▼▼▼

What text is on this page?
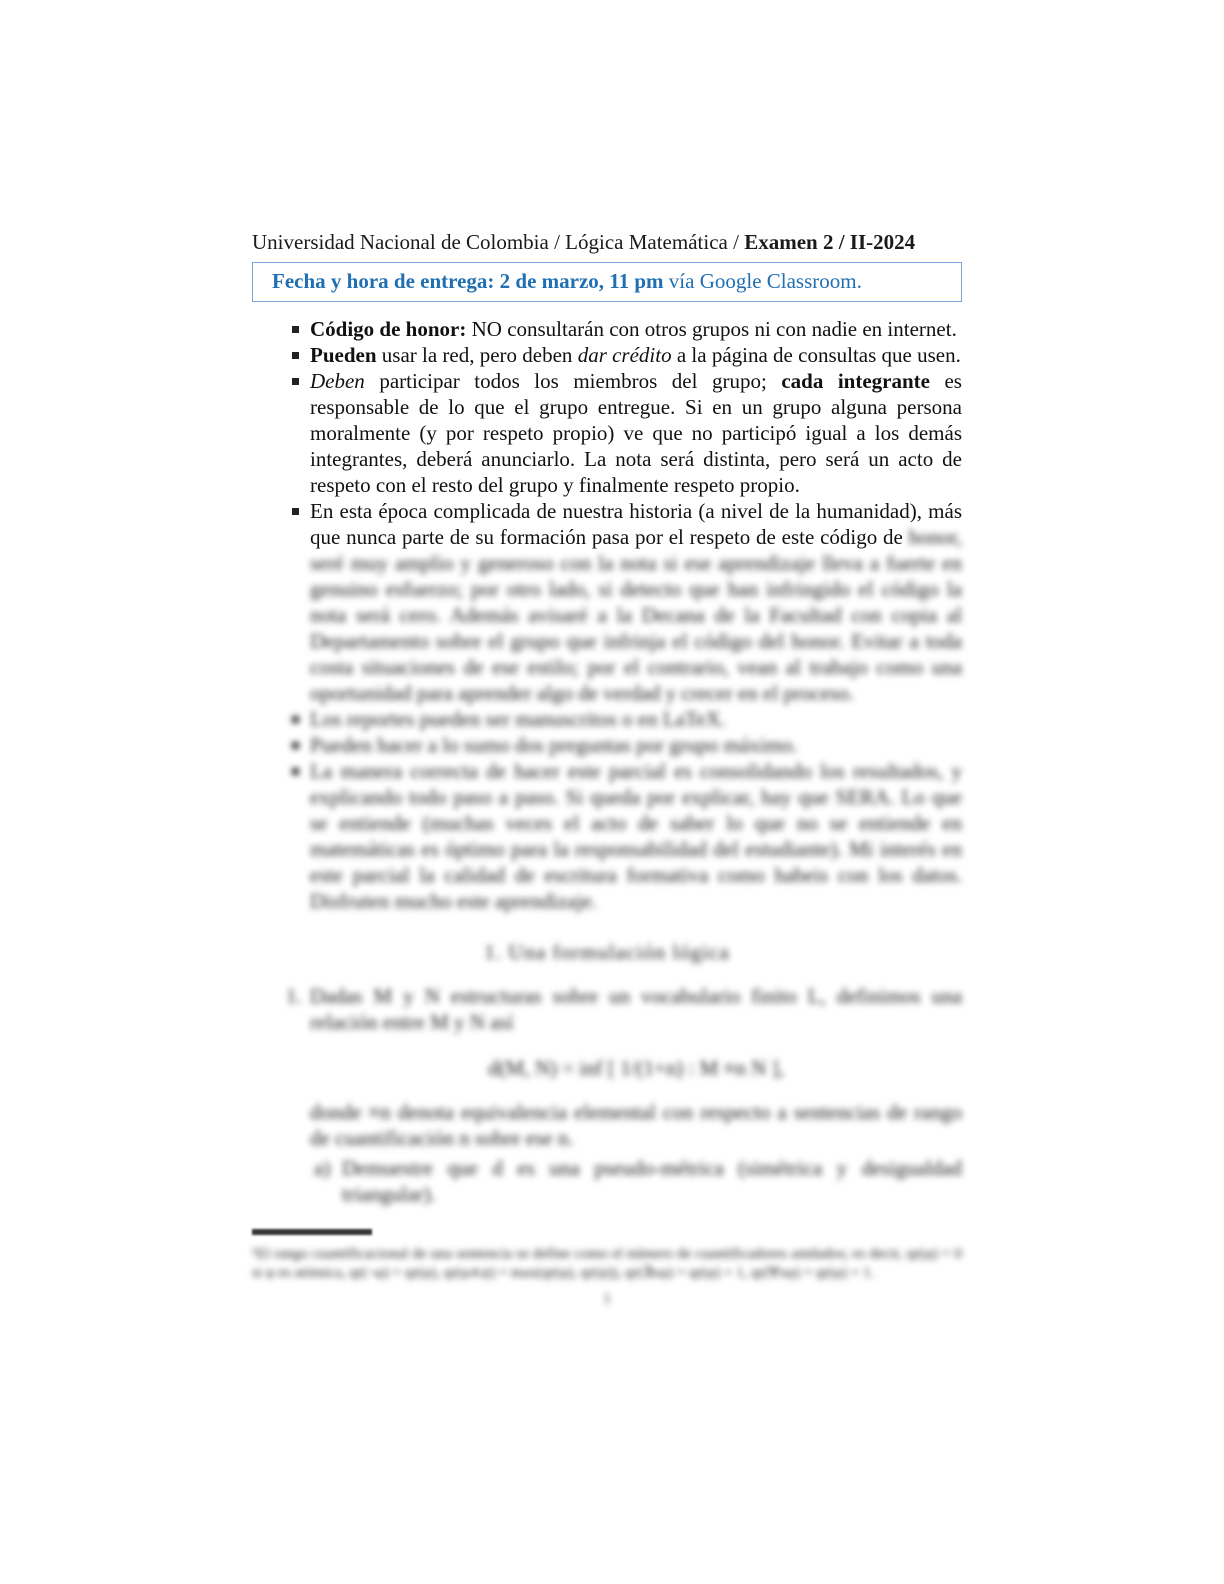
Universidad Nacional de Colombia / Lógica Matemática / Examen 2 / II-2024
Fecha y hora de entrega: 2 de marzo, 11 pm vía Google Classroom.
Código de honor: NO consultarán con otros grupos ni con nadie en internet.
Pueden usar la red, pero deben dar crédito a la página de consultas que usen.
Deben participar todos los miembros del grupo; cada integrante es responsable de lo que el grupo entregue. Si en un grupo alguna persona moralmente (y por respeto propio) ve que no participó igual a los demás integrantes, deberá anunciarlo. La nota será distinta, pero será un acto de respeto con el resto del grupo y finalmente respeto propio.
En esta época complicada de nuestra historia (a nivel de la humanidad), más que nunca parte de su formación pasa por el respeto de este código de honor, seré muy amplio y generoso con la nota si ese aprendizaje lleva a fuerte en genuino esfuerzo; por otro lado, si detecto que han infringido el código la nota será cero. Además avisaré a la Decana de la Facultad con copia al Departamento sobre el grupo que infrinja el código del honor. Evitar a toda costa situaciones de ese estilo; por el contrario, vean al trabajo como una oportunidad para aprender algo de verdad y crecer en el proceso.
Los reportes pueden ser manuscritos o en LaTeX.
Pueden hacer a lo sumo dos preguntas por grupo máximo.
La manera correcta de hacer este parcial es consolidando los resultados, y explicando todo paso a paso. Si queda por explicar, hay que SERA. Lo que se entiende (muchas veces el acto de saber lo que no se entiende en matemáticas es óptimo para la responsabilidad del estudiante). Mi interés en este parcial la calidad de escritura formativa como habeis con los datos. Disfruten mucho este aprendizaje.
1. Una formulación lógica
1. Dadas M y N estructuras sobre un vocabulario finito L, definimos una relación entre M y N así
d(M, N) = inf [ 1/(1+n) : M ≡n N ],
donde ≡n denota equivalencia elemental con respecto a sentencias de rango de cuantificación n sobre ese n.
a) Demuestre que d es una pseudo-métrica (simétrica y desigualdad triangular).
¹El rango cuantificacional de una sentencia se define como el número de cuantificadores anidados; es decir, qr(φ) = 0 si φ es atómica, qr(¬φ) = qr(φ), qr(φ∧ψ) = max(qr(φ), qr(ψ)), qr(∃xφ) = qr(φ) + 1, qr(∀xφ) = qr(φ) + 1.
1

▲▲▲

▸ Exercise directions: Gather all lines where the word "pero" appears.

▸ Answer for this exercise:
Pueden usar la red, pero deben dar crédito a la página de consultas que usen.
Deben participar todos los miembros del grupo; cada integrante es responsable de lo que el grupo entregue. Si en un grupo alguna persona moralmente (y por respeto propio) ve que no participó igual a los demás integrantes, deberá anunciarlo. La nota será distinta, pero será un acto de respeto con el resto del grupo y finalmente respeto propio.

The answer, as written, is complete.